• WHAT THIS EXERCISE ASKS:
1) According to the article on the University of Ottawa's early career research awards, what accompanies the Early Career Researcher of the Year Award?
2) Pull an exact excerpt from the article on the University of Ottawa's early career research awards, starting at the words "Digital humanities: all" and stopping after "addressed without computing.".

The University of Ottawa honours two researchers for their early career accomplishments
Posted on Thursday, March 12, 2020
Professors Constance Crompton, director of the Humanities Data Lab at the Faculty of Arts and Ebrahim Karimi, head of the Structured Quantum Optics Group at the Faculty of Science, have received the University’s Early Career Researcher of the Year Awards.
“This award recognizes the innovative and original research of professors Constance Crompton and Ebrahim Karimi, at such an early stage of their careers,” said Sylvain Charbonneau, vice-president, research. “It is a strong testament to the outstanding contributions that these two talented professors have already made to the advancement of knowledge in their respective areas of expertise.”
The Early Career Researcher of the Year Award, granted by the Office of the Vice-President, Research, recognizes excellence in research and teaching in the social sciences and humanities, and in the pure and applied sciences. The award is accompanied by a $10,000 research grant.
Digital humanities: all about the future… and the past
The emerging field of digital humanities research arises from integrating and combining technological and computational tools with traditional methods of research in the humanities.
In the age of artificial intelligence, Constance Crompton, the Canada Research Chair in Digital Humanities, builds on these new synergies to improve public access to reliable knowledge in the humanities and to bring new perspectives to humanities issues, some of which could not be addressed without computing.
“The humanities have a history of tackling complex questions that affect our societies, such as how to mitigate the impact of racism or xenophobia,” says Professor Crompton, director of the Humanities Data Lab at the Faculty of Arts. “They help us understand history and how to create change, so it is important to bring digital tools to humanities questions.”
Her team uses statistical analysis, algorithms, and graph databases to slice and recombine information, detect patterns, and visualize historical changes, social-cultural trends, and the evolution of ideas through time. For example, she brings her innovative research approach to the study of gay intellectual history and the gay liberation movement in Canada in a project with research partners Michelle Schwartz and Donald McLeod.
Her research goals, which are to improve public knowledge mobilization and access to the field of humanities, align with the purpose of her lab, which is a node in the Linked Infrastructure for Networked Cultural Scholarship (LINCS) project, a national linked data mobilization project that is based at the University Guelph and backed by the Canada Foundation for Innovation.

• SUPPLIED ENTRIES:
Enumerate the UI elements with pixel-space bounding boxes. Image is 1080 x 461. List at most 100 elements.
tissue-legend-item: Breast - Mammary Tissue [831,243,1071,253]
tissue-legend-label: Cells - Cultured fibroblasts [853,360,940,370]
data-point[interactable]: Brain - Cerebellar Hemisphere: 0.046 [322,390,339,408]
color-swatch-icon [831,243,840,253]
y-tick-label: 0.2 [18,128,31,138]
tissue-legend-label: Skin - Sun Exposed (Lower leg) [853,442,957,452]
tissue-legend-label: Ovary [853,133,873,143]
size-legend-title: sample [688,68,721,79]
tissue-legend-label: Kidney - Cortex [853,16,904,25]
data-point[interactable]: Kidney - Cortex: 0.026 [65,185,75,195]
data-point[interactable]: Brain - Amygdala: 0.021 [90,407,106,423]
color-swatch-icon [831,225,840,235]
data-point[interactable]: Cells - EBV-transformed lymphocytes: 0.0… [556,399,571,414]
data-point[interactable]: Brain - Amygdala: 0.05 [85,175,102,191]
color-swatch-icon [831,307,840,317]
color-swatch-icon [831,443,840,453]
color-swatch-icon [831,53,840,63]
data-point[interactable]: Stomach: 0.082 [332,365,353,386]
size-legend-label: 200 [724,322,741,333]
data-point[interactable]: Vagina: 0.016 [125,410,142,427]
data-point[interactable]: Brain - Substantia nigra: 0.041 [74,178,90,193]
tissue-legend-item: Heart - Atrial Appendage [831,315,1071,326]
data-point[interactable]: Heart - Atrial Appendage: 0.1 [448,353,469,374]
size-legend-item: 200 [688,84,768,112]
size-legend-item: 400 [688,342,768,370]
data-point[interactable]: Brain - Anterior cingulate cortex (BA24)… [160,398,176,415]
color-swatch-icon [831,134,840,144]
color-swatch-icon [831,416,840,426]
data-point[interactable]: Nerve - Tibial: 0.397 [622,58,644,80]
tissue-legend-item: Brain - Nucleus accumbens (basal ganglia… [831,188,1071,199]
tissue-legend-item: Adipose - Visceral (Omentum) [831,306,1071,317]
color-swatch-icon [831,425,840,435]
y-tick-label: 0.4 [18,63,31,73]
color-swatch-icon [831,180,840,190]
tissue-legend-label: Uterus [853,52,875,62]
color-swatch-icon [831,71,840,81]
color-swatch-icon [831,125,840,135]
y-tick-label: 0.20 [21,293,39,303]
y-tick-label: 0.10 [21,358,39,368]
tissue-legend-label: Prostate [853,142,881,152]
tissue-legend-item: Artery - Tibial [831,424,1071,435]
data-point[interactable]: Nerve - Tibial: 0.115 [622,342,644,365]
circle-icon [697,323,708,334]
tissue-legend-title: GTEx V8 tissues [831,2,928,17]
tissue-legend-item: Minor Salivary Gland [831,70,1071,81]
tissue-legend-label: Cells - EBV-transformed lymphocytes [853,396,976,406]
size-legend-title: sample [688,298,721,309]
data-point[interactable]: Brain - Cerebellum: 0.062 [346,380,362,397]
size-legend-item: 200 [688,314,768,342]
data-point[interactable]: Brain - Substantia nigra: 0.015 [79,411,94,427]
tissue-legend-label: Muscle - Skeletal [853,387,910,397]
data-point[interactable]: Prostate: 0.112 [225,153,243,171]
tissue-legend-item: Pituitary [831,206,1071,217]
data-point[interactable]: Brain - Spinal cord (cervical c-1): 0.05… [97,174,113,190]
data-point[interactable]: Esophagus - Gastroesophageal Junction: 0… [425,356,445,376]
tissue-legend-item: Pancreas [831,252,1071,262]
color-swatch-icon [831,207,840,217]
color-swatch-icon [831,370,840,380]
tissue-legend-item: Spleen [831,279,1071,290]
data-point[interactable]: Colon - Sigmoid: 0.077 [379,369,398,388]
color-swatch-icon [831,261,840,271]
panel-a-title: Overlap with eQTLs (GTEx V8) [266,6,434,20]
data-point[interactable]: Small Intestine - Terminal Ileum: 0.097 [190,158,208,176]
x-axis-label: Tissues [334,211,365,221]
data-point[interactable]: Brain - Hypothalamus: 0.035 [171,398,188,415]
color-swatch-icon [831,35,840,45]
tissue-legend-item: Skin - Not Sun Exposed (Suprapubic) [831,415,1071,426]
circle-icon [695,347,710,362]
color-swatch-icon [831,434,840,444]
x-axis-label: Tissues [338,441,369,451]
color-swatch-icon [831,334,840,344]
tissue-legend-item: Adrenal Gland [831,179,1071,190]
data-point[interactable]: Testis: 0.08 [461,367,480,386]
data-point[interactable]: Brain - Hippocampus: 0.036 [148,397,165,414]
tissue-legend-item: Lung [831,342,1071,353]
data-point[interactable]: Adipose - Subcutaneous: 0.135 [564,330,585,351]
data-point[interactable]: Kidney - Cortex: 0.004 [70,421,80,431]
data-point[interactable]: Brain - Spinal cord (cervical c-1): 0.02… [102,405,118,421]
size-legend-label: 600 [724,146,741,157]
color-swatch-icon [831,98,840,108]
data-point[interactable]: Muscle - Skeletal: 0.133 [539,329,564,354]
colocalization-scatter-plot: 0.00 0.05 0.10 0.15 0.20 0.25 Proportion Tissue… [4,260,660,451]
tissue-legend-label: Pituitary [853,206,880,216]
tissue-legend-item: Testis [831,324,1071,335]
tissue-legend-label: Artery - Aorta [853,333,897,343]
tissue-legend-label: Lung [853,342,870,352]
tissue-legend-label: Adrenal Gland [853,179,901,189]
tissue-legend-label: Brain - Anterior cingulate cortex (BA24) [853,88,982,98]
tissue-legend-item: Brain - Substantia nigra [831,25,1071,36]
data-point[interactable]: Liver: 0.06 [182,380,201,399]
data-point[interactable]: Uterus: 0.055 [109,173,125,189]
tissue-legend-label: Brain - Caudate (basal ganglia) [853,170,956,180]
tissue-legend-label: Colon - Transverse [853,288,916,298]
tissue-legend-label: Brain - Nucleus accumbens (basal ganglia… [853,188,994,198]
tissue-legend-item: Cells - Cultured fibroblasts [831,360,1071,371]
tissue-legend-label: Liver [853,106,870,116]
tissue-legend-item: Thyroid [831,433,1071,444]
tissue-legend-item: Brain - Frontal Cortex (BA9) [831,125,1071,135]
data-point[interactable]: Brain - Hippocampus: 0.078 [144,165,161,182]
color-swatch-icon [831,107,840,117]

• RESPONSES PER TASK:
1) A $10,000 research grant.

2)
Digital humanities: all about the future… and the past
The emerging field of digital humanities research arises from integrating and combining technological and computational tools with traditional methods of research in the humanities.
In the age of artificial intelligence, Constance Crompton, the Canada Research Chair in Digital Humanities, builds on these new synergies to improve public access to reliable knowledge in the humanities and to bring new perspectives to humanities issues, some of which could not be addressed without computing.